**Directions for this task**.
Restate the entries below verbatim.

**Supplied entries**.
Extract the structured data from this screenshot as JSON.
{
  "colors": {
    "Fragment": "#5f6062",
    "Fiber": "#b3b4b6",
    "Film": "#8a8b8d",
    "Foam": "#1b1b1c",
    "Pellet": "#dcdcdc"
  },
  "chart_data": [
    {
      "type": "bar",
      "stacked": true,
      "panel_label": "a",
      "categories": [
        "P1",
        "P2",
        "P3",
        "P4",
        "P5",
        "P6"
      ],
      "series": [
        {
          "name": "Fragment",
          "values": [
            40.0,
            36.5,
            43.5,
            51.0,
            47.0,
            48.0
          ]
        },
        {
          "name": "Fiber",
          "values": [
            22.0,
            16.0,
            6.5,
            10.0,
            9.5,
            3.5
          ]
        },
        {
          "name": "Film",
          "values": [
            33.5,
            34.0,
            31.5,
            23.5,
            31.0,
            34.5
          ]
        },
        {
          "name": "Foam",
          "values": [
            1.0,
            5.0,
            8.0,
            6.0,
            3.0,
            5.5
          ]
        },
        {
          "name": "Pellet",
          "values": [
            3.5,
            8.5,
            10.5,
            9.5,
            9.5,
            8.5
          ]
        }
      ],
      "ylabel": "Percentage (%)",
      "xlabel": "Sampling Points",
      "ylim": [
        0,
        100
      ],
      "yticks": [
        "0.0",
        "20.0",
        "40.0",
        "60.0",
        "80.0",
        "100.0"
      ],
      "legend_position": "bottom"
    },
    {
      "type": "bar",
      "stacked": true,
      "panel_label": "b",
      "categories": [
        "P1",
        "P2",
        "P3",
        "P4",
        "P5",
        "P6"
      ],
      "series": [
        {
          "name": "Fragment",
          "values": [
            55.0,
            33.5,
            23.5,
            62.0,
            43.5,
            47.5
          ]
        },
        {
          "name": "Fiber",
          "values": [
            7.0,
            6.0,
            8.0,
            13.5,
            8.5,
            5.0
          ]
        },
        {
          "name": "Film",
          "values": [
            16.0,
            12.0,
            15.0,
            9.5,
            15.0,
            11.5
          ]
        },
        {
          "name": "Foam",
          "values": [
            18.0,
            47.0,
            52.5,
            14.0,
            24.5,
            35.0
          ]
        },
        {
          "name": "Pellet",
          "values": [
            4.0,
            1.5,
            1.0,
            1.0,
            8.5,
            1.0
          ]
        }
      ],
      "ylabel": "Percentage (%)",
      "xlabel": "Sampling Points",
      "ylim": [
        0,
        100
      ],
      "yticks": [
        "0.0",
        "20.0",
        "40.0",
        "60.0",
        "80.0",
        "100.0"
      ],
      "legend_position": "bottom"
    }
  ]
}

**Reply**.
Extract the structured data from this screenshot as JSON.
{
  "colors": {
    "Fragment": "#5f6062",
    "Fiber": "#b3b4b6",
    "Film": "#8a8b8d",
    "Foam": "#1b1b1c",
    "Pellet": "#dcdcdc"
  },
  "chart_data": [
    {
      "type": "bar",
      "stacked": true,
      "panel_label": "a",
      "categories": [
        "P1",
        "P2",
        "P3",
        "P4",
        "P5",
        "P6"
      ],
      "series": [
        {
          "name": "Fragment",
          "values": [
            40.0,
            36.5,
            43.5,
            51.0,
            47.0,
            48.0
          ]
        },
        {
          "name": "Fiber",
          "values": [
            22.0,
            16.0,
            6.5,
            10.0,
            9.5,
            3.5
          ]
        },
        {
          "name": "Film",
          "values": [
            33.5,
            34.0,
            31.5,
            23.5,
            31.0,
            34.5
          ]
        },
        {
          "name": "Foam",
          "values": [
            1.0,
            5.0,
            8.0,
            6.0,
            3.0,
            5.5
          ]
        },
        {
          "name": "Pellet",
          "values": [
            3.5,
            8.5,
            10.5,
            9.5,
            9.5,
            8.5
          ]
        }
      ],
      "ylabel": "Percentage (%)",
      "xlabel": "Sampling Points",
      "ylim": [
        0,
        100
      ],
      "yticks": [
        "0.0",
        "20.0",
        "40.0",
        "60.0",
        "80.0",
        "100.0"
      ],
      "legend_position": "bottom"
    },
    {
      "type": "bar",
      "stacked": true,
      "panel_label": "b",
      "categories": [
        "P1",
        "P2",
        "P3",
        "P4",
        "P5",
        "P6"
      ],
      "series": [
        {
          "name": "Fragment",
          "values": [
            55.0,
            33.5,
            23.5,
            62.0,
            43.5,
            47.5
          ]
        },
        {
          "name": "Fiber",
          "values": [
            7.0,
            6.0,
            8.0,
            13.5,
            8.5,
            5.0
          ]
        },
        {
          "name": "Film",
          "values": [
            16.0,
            12.0,
            15.0,
            9.5,
            15.0,
            11.5
          ]
        },
        {
          "name": "Foam",
          "values": [
            18.0,
            47.0,
            52.5,
            14.0,
            24.5,
            35.0
          ]
        },
        {
          "name": "Pellet",
          "values": [
            4.0,
            1.5,
            1.0,
            1.0,
            8.5,
            1.0
          ]
        }
      ],
      "ylabel": "Percentage (%)",
      "xlabel": "Sampling Points",
      "ylim": [
        0,
        100
      ],
      "yticks": [
        "0.0",
        "20.0",
        "40.0",
        "60.0",
        "80.0",
        "100.0"
      ],
      "legend_position": "bottom"
    }
  ]
}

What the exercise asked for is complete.